* [Records]

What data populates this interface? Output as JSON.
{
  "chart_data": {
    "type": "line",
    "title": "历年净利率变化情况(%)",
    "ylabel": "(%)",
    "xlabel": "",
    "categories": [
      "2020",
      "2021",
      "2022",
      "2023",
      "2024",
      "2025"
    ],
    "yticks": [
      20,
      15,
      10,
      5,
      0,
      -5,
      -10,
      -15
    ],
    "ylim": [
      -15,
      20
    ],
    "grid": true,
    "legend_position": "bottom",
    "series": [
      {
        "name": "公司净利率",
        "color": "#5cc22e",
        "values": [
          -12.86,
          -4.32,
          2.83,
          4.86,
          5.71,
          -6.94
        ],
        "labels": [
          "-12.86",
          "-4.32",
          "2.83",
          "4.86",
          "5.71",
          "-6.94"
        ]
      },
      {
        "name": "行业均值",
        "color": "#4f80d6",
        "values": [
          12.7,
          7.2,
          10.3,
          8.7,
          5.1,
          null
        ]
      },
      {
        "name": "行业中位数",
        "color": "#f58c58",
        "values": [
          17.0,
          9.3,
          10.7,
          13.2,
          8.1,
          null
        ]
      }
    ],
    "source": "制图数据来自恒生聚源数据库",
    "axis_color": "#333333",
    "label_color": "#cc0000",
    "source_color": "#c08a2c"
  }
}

* [Directions] Quote the listing in full, please, keeping every line exact.

* [Correct answer]
What data populates this interface? Output as JSON.
{
  "chart_data": {
    "type": "line",
    "title": "历年净利率变化情况(%)",
    "ylabel": "(%)",
    "xlabel": "",
    "categories": [
      "2020",
      "2021",
      "2022",
      "2023",
      "2024",
      "2025"
    ],
    "yticks": [
      20,
      15,
      10,
      5,
      0,
      -5,
      -10,
      -15
    ],
    "ylim": [
      -15,
      20
    ],
    "grid": true,
    "legend_position": "bottom",
    "series": [
      {
        "name": "公司净利率",
        "color": "#5cc22e",
        "values": [
          -12.86,
          -4.32,
          2.83,
          4.86,
          5.71,
          -6.94
        ],
        "labels": [
          "-12.86",
          "-4.32",
          "2.83",
          "4.86",
          "5.71",
          "-6.94"
        ]
      },
      {
        "name": "行业均值",
        "color": "#4f80d6",
        "values": [
          12.7,
          7.2,
          10.3,
          8.7,
          5.1,
          null
        ]
      },
      {
        "name": "行业中位数",
        "color": "#f58c58",
        "values": [
          17.0,
          9.3,
          10.7,
          13.2,
          8.1,
          null
        ]
      }
    ],
    "source": "制图数据来自恒生聚源数据库",
    "axis_color": "#333333",
    "label_color": "#cc0000",
    "source_color": "#c08a2c"
  }
}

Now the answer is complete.